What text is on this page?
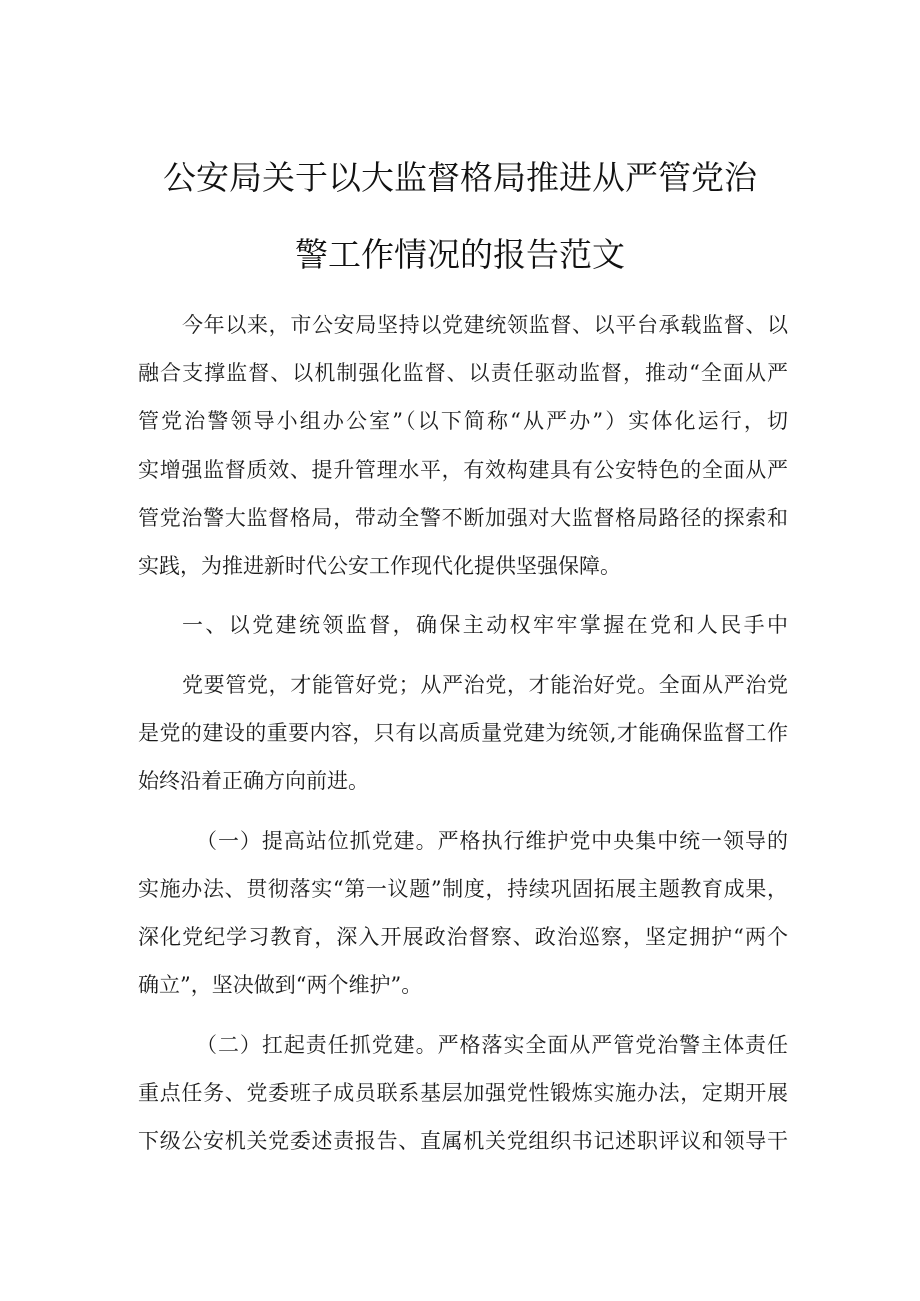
公安局关于以大监督格局推进从严管党治
警工作情况的报告范文
今年以来，市公安局坚持以党建统领监督、以平台承载监督、以
融合支撑监督、以机制强化监督、以责任驱动监督，推动“全面从严
管党治警领导小组办公室”（以下简称“从严办”）实体化运行，切
实增强监督质效、提升管理水平，有效构建具有公安特色的全面从严
管党治警大监督格局，带动全警不断加强对大监督格局路径的探索和
实践，为推进新时代公安工作现代化提供坚强保障。
一、以党建统领监督，确保主动权牢牢掌握在党和人民手中
党要管党，才能管好党；从严治党，才能治好党。全面从严治党
是党的建设的重要内容，只有以高质量党建为统领,才能确保监督工作
始终沿着正确方向前进。
（一）提高站位抓党建。严格执行维护党中央集中统一领导的
实施办法、贯彻落实“第一议题”制度，持续巩固拓展主题教育成果，
深化党纪学习教育，深入开展政治督察、政治巡察，坚定拥护“两个
确立”，坚决做到“两个维护”。
（二）扛起责任抓党建。严格落实全面从严管党治警主体责任
重点任务、党委班子成员联系基层加强党性锻炼实施办法，定期开展
下级公安机关党委述责报告、直属机关党组织书记述职评议和领导干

= = = = =

◆ **TASK GOAL**: Using the records above, output their complete text exactly, minus any images.

◆ **ANSWER**:
What text is on this page?
公安局关于以大监督格局推进从严管党治
警工作情况的报告范文
今年以来，市公安局坚持以党建统领监督、以平台承载监督、以
融合支撑监督、以机制强化监督、以责任驱动监督，推动“全面从严
管党治警领导小组办公室”（以下简称“从严办”）实体化运行，切
实增强监督质效、提升管理水平，有效构建具有公安特色的全面从严
管党治警大监督格局，带动全警不断加强对大监督格局路径的探索和
实践，为推进新时代公安工作现代化提供坚强保障。
一、以党建统领监督，确保主动权牢牢掌握在党和人民手中
党要管党，才能管好党；从严治党，才能治好党。全面从严治党
是党的建设的重要内容，只有以高质量党建为统领,才能确保监督工作
始终沿着正确方向前进。
（一）提高站位抓党建。严格执行维护党中央集中统一领导的
实施办法、贯彻落实“第一议题”制度，持续巩固拓展主题教育成果，
深化党纪学习教育，深入开展政治督察、政治巡察，坚定拥护“两个
确立”，坚决做到“两个维护”。
（二）扛起责任抓党建。严格落实全面从严管党治警主体责任
重点任务、党委班子成员联系基层加强党性锻炼实施办法，定期开展
下级公安机关党委述责报告、直属机关党组织书记述职评议和领导干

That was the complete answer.